• _TEKS BACAAN_
===
PIP 2026: Siswa SMA Bisa Terima Rp1,8 Juta, Ini Cara Cek Statusnya. Wali siswa dan peserta didik kini bisa mengecek secara mandiri tentang status pencairan dana Program Indonesia Pintar (PIP) untuk periode Januari 2026.
Kementerian Pendidikan Dasar dan Menengah (Kemendikdasmen) telah menyediakan fasilitas pengecekan secara online yang mudah diakses hanya dengan menggunakan telepon seluler.
Inisiatif digitalisasi ini bertujuan untuk membantu masyarakat dalam memastikan hak mereka atas bantuan pendidikan tunai tersebut.
PIP ditujukan khusus untuk peserta didik dari keluarga kurang mampu atau rentan terhadap kemiskinan, guna mengurangi risiko putus sekolah dan meringankan beban biaya pendidikan, baik yang bersifat langsung maupun tidak langsung.
Langkah-langkah Pengecekan Bansos Lewat Ponsel
Bagi Anda yang ingin memeriksa status keikutsertaan, berikut adalah langkah-langkah pengecekan melalui ponsel yang dilansir oleh kompas.tv :
- Kunjungi situs resmi Kemendikdasmen menggunakan browser di ponsel pada alamat https://pip.kemendikdasmen.go.id/home_v1.
- Gulir layar ponsel sampai menemukan kolom bertuliskan ‘Cari Penerima PIP’.
- Isikan data Nomor Induk Siswa Nasional (NISN) dan Nomor Induk Kependudukan (NIK) secara lengkap di kolom yang tersedia.
- Lakukan verifikasi keamanan dengan menjawab soal hitung yang muncul di layar.
- Tekan tombol ‘Cek Penerima PIP’.
===
• _TUJUAN TUGAS_
Tuliskan kembali seluruh artikel tentang PIP 2026 di atas tanpa mengubah satu kata atau tanda baca pun.
===
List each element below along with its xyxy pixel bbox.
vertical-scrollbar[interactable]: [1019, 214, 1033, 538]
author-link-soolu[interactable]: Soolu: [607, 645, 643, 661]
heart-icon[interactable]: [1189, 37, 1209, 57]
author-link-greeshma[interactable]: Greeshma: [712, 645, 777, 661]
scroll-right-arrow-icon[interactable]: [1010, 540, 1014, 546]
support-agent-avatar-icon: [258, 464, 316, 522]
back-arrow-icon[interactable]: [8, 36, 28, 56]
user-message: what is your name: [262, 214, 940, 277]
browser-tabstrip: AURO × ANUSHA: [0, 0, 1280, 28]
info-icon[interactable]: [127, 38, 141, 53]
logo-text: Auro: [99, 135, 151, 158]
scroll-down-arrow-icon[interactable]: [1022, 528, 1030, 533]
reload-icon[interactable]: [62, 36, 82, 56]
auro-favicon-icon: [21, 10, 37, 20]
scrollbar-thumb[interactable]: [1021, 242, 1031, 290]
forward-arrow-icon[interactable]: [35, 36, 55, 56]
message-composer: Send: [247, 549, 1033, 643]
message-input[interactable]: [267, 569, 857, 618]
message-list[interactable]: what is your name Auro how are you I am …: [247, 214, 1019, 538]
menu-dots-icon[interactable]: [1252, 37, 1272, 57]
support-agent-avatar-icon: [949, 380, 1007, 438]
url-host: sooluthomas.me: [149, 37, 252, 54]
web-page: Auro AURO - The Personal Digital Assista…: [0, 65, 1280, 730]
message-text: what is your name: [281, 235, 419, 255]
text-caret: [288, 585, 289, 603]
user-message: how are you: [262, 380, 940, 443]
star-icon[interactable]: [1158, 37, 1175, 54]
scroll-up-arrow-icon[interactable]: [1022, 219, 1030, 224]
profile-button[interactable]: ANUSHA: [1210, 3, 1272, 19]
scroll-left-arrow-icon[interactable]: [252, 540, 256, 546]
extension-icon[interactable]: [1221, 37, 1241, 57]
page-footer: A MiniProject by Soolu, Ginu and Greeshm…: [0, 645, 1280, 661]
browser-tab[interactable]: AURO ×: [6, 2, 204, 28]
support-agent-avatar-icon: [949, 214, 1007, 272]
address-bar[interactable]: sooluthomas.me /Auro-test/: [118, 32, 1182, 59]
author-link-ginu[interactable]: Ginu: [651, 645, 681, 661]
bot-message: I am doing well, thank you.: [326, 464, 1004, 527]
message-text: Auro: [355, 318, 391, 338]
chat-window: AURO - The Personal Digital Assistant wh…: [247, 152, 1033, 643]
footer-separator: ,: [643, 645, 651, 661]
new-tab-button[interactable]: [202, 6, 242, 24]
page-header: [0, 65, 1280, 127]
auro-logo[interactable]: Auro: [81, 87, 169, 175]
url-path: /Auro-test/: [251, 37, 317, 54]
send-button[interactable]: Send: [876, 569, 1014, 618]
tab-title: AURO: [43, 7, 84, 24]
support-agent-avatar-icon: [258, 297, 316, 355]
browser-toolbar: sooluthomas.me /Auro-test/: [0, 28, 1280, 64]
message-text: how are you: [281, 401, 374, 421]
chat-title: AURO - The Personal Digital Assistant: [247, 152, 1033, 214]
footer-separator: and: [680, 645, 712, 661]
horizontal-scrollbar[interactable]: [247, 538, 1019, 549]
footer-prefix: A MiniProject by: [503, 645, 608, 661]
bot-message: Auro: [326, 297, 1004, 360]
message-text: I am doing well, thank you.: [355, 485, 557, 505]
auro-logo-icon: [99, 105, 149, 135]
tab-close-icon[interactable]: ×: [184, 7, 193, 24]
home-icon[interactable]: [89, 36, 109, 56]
===
• _HASIL TUGAS_
PIP 2026: Siswa SMA Bisa Terima Rp1,8 Juta, Ini Cara Cek Statusnya. Wali siswa dan peserta didik kini bisa mengecek secara mandiri tentang status pencairan dana Program Indonesia Pintar (PIP) untuk periode Januari 2026.
Kementerian Pendidikan Dasar dan Menengah (Kemendikdasmen) telah menyediakan fasilitas pengecekan secara online yang mudah diakses hanya dengan menggunakan telepon seluler.
Inisiatif digitalisasi ini bertujuan untuk membantu masyarakat dalam memastikan hak mereka atas bantuan pendidikan tunai tersebut.
PIP ditujukan khusus untuk peserta didik dari keluarga kurang mampu atau rentan terhadap kemiskinan, guna mengurangi risiko putus sekolah dan meringankan beban biaya pendidikan, baik yang bersifat langsung maupun tidak langsung.
Langkah-langkah Pengecekan Bansos Lewat Ponsel
Bagi Anda yang ingin memeriksa status keikutsertaan, berikut adalah langkah-langkah pengecekan melalui ponsel yang dilansir oleh kompas.tv :
- Kunjungi situs resmi Kemendikdasmen menggunakan browser di ponsel pada alamat https://pip.kemendikdasmen.go.id/home_v1.
- Gulir layar ponsel sampai menemukan kolom bertuliskan ‘Cari Penerima PIP’.
- Isikan data Nomor Induk Siswa Nasional (NISN) dan Nomor Induk Kependudukan (NIK) secara lengkap di kolom yang tersedia.
- Lakukan verifikasi keamanan dengan menjawab soal hitung yang muncul di layar.
- Tekan tombol ‘Cek Penerima PIP’.